● **Exercise**: Without including any pictures, write out the listing below exactly.

● **Material for this task**:
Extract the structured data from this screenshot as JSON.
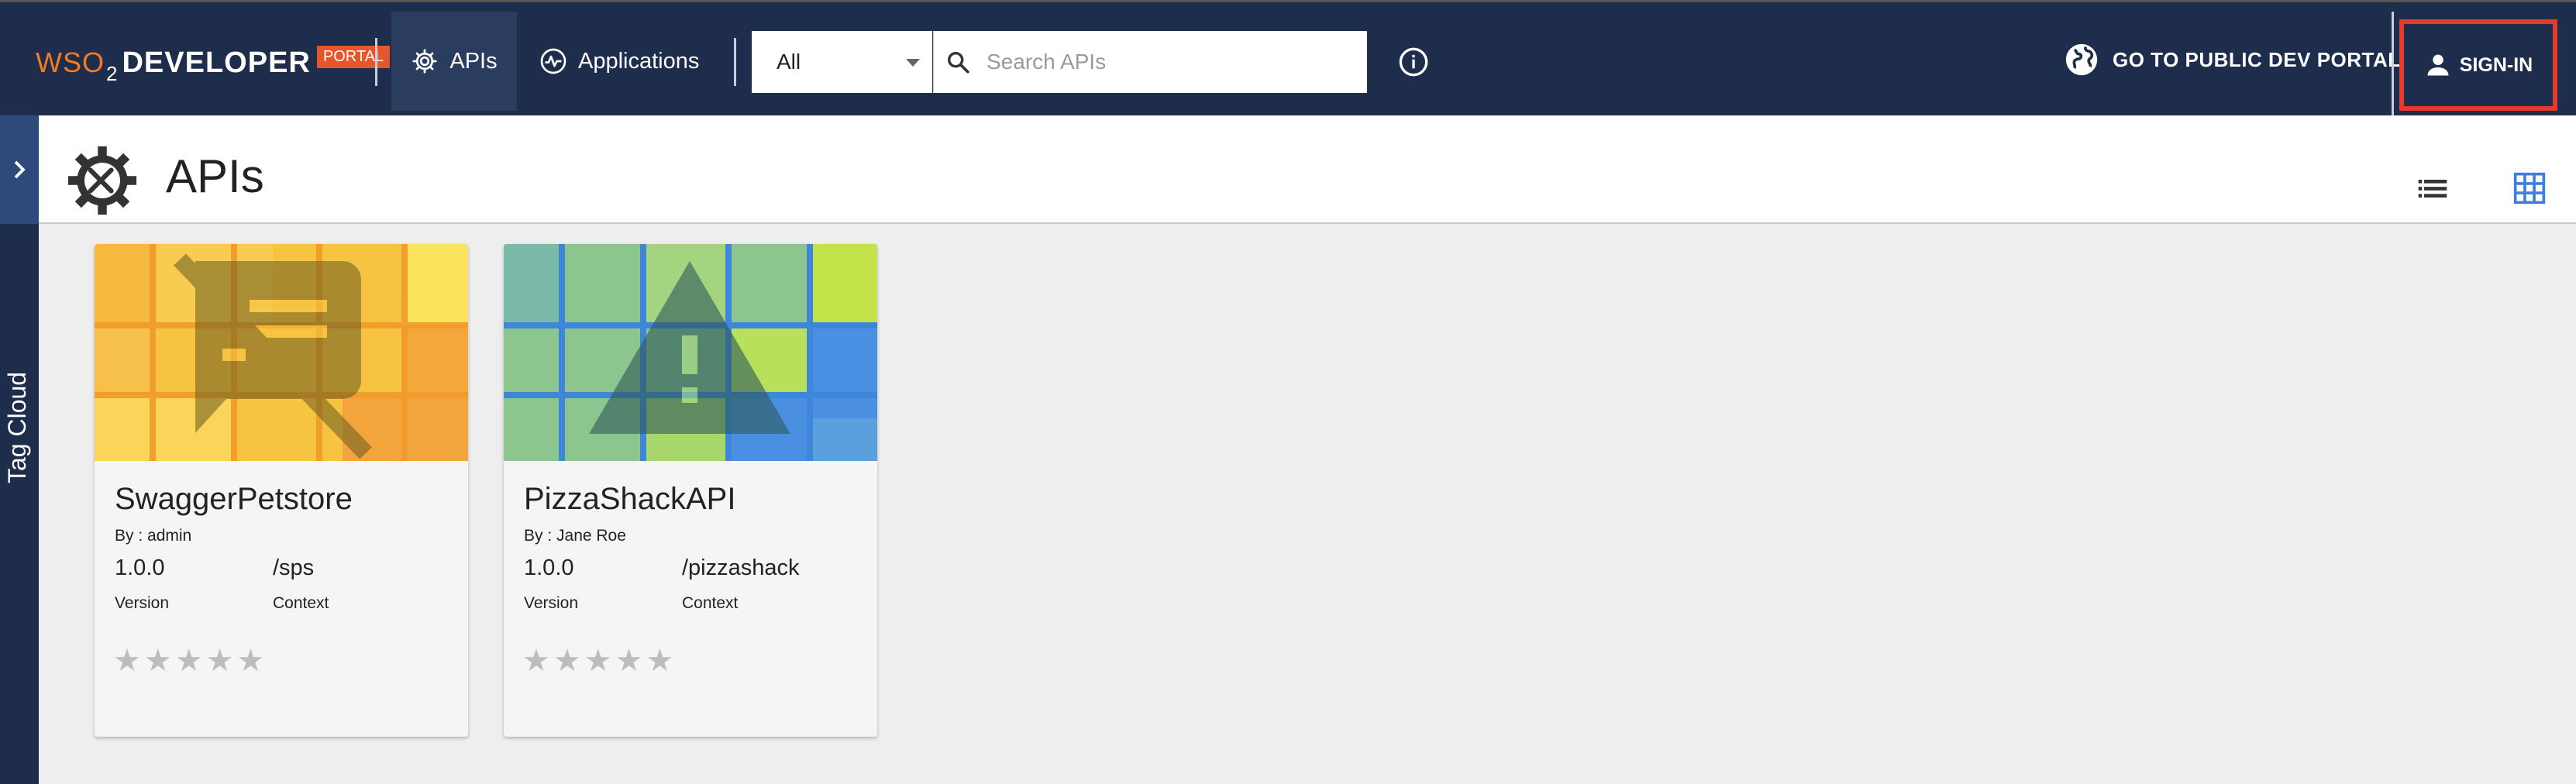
{
  "topbar": {
    "logo": {
      "wso": "WSO",
      "two": "2",
      "developer": "DEVELOPER",
      "portal": "PORTAL"
    },
    "nav": [
      {
        "label": "APIs",
        "icon": "gear-icon",
        "active": true
      },
      {
        "label": "Applications",
        "icon": "activity-icon",
        "active": false
      }
    ],
    "search": {
      "filter_value": "All",
      "placeholder": "Search APIs"
    },
    "public_portal_label": "GO TO PUBLIC DEV PORTAL",
    "signin_label": "SIGN-IN"
  },
  "sidebar": {
    "tag_cloud_label": "Tag Cloud"
  },
  "page": {
    "title": "APIs"
  },
  "apis": [
    {
      "name": "SwaggerPetstore",
      "by": "By : admin",
      "version": "1.0.0",
      "context": "/sps",
      "version_label": "Version",
      "context_label": "Context",
      "rating": 0,
      "rating_max": 5
    },
    {
      "name": "PizzaShackAPI",
      "by": "By : Jane Roe",
      "version": "1.0.0",
      "context": "/pizzashack",
      "version_label": "Version",
      "context_label": "Context",
      "rating": 0,
      "rating_max": 5
    }
  ],
  "colors": {
    "topbar": "#1e2d4b",
    "signin_highlight": "#e53a2d",
    "accent_orange": "#f47b20",
    "grid_active": "#3f7fdc"
  }
}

● **Solution below**:
Extract the structured data from this screenshot as JSON.
{
  "topbar": {
    "logo": {
      "wso": "WSO",
      "two": "2",
      "developer": "DEVELOPER",
      "portal": "PORTAL"
    },
    "nav": [
      {
        "label": "APIs",
        "icon": "gear-icon",
        "active": true
      },
      {
        "label": "Applications",
        "icon": "activity-icon",
        "active": false
      }
    ],
    "search": {
      "filter_value": "All",
      "placeholder": "Search APIs"
    },
    "public_portal_label": "GO TO PUBLIC DEV PORTAL",
    "signin_label": "SIGN-IN"
  },
  "sidebar": {
    "tag_cloud_label": "Tag Cloud"
  },
  "page": {
    "title": "APIs"
  },
  "apis": [
    {
      "name": "SwaggerPetstore",
      "by": "By : admin",
      "version": "1.0.0",
      "context": "/sps",
      "version_label": "Version",
      "context_label": "Context",
      "rating": 0,
      "rating_max": 5
    },
    {
      "name": "PizzaShackAPI",
      "by": "By : Jane Roe",
      "version": "1.0.0",
      "context": "/pizzashack",
      "version_label": "Version",
      "context_label": "Context",
      "rating": 0,
      "rating_max": 5
    }
  ],
  "colors": {
    "topbar": "#1e2d4b",
    "signin_highlight": "#e53a2d",
    "accent_orange": "#f47b20",
    "grid_active": "#3f7fdc"
  }
}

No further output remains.